**What this task involves**
Collect every line in the records below that contains the word "users".

'''

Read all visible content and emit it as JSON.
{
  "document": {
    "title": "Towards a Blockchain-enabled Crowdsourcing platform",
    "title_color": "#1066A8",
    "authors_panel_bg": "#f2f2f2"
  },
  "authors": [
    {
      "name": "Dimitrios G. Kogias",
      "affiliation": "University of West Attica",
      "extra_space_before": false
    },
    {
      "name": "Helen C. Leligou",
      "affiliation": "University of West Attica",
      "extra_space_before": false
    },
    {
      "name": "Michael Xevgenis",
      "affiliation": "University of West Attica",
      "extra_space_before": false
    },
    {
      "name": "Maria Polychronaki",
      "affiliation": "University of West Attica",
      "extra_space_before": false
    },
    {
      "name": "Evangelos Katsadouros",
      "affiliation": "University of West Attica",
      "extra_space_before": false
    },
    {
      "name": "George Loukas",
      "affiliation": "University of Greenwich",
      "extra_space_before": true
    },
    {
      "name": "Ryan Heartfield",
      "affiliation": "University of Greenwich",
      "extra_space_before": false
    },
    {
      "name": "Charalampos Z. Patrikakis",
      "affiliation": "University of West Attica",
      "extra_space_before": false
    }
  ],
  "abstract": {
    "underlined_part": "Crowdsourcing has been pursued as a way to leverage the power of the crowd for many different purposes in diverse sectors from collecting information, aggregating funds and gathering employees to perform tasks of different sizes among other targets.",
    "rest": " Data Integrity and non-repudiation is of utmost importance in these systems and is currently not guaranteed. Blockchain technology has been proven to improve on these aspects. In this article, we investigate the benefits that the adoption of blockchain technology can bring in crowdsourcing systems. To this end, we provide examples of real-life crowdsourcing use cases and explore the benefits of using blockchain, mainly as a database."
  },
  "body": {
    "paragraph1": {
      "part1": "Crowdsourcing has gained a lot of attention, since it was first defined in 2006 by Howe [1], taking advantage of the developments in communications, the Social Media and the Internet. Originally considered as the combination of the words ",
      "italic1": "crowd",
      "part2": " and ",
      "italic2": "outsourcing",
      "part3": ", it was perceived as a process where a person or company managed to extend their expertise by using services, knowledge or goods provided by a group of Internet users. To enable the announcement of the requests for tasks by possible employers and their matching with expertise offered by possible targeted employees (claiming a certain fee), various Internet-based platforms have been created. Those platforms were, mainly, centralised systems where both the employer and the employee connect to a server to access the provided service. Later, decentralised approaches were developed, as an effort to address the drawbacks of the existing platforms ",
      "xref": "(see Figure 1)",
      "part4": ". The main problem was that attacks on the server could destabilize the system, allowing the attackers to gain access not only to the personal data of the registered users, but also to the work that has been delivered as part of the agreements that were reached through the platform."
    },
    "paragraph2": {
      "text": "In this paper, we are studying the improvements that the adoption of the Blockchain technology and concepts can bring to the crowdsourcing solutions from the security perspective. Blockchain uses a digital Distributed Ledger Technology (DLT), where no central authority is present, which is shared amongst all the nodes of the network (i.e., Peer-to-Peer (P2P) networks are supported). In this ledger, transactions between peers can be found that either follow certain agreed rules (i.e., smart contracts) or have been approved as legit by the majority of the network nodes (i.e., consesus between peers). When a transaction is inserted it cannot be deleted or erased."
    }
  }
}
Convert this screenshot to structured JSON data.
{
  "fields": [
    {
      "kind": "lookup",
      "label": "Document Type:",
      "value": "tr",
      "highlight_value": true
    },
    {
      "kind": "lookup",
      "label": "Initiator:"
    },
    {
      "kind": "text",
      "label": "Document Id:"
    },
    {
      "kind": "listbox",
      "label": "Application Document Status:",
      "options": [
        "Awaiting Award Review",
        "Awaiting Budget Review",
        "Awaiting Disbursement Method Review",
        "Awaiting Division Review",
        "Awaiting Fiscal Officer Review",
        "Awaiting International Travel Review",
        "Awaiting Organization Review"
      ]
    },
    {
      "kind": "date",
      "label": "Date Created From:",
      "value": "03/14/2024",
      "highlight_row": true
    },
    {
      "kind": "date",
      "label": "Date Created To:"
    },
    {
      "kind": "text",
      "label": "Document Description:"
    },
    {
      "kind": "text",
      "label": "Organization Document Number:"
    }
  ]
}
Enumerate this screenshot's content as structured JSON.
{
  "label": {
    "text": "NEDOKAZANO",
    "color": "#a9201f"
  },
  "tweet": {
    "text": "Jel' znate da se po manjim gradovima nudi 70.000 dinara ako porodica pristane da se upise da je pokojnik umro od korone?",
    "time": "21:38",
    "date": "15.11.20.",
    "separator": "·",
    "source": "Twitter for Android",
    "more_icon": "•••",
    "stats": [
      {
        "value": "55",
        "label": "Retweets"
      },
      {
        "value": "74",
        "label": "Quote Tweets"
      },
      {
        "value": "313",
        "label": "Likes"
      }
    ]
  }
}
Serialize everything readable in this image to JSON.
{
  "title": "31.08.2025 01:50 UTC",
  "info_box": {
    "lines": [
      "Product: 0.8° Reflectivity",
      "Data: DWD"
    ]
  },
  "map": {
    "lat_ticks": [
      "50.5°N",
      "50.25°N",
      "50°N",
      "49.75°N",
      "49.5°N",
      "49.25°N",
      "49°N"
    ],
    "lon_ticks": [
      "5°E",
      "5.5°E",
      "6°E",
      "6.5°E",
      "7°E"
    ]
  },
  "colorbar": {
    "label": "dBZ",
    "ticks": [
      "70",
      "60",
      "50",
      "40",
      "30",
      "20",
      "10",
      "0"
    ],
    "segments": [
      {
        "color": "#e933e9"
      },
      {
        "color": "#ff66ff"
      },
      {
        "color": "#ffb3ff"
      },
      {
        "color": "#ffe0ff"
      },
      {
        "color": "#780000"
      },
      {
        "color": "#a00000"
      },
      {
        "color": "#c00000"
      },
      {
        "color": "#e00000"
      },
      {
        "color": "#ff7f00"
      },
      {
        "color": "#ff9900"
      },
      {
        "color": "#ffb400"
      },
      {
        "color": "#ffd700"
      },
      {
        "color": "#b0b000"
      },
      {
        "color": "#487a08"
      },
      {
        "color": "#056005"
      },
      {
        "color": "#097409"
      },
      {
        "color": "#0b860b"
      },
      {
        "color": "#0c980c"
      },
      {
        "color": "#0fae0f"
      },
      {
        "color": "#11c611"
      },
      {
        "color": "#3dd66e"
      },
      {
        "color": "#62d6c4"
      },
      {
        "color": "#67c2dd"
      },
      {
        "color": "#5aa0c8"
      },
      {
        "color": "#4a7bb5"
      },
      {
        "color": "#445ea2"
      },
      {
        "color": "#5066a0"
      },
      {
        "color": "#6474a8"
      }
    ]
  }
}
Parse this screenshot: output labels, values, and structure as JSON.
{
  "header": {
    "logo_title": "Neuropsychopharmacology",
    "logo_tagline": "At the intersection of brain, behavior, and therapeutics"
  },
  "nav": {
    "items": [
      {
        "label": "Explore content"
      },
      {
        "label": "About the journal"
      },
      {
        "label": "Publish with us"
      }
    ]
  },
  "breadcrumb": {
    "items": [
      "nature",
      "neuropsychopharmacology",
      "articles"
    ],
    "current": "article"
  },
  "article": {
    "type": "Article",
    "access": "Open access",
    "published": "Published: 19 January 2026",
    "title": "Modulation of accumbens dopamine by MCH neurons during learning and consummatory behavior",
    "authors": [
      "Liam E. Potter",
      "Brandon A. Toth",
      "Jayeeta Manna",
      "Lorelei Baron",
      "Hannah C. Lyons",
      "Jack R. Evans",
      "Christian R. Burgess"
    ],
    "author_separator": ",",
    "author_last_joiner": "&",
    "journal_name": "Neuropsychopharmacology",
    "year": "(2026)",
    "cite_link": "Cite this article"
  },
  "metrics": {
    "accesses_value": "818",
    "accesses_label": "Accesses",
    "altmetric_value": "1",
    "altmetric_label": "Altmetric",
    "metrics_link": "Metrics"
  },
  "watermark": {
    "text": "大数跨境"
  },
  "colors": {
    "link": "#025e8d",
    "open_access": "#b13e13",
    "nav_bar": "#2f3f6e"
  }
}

'''

**Task result**
      "part3": ", it was perceived as a process where a person or company managed to extend their expertise by using services, knowledge or goods provided by a group of Internet users. To enable the announcement of the requests for tasks by possible employers and their matching with expertise offered by possible targeted employees (claiming a certain fee), various Internet-based platforms have been created. Those platforms were, mainly, centralised systems where both the employer and the employee connect to a server to access the provided service. Later, decentralised approaches were developed, as an effort to address the drawbacks of the existing platforms ",
      "part4": ". The main problem was that attacks on the server could destabilize the system, allowing the attackers to gain access not only to the personal data of the registered users, but also to the work that has been delivered as part of the agreements that were reached through the platform."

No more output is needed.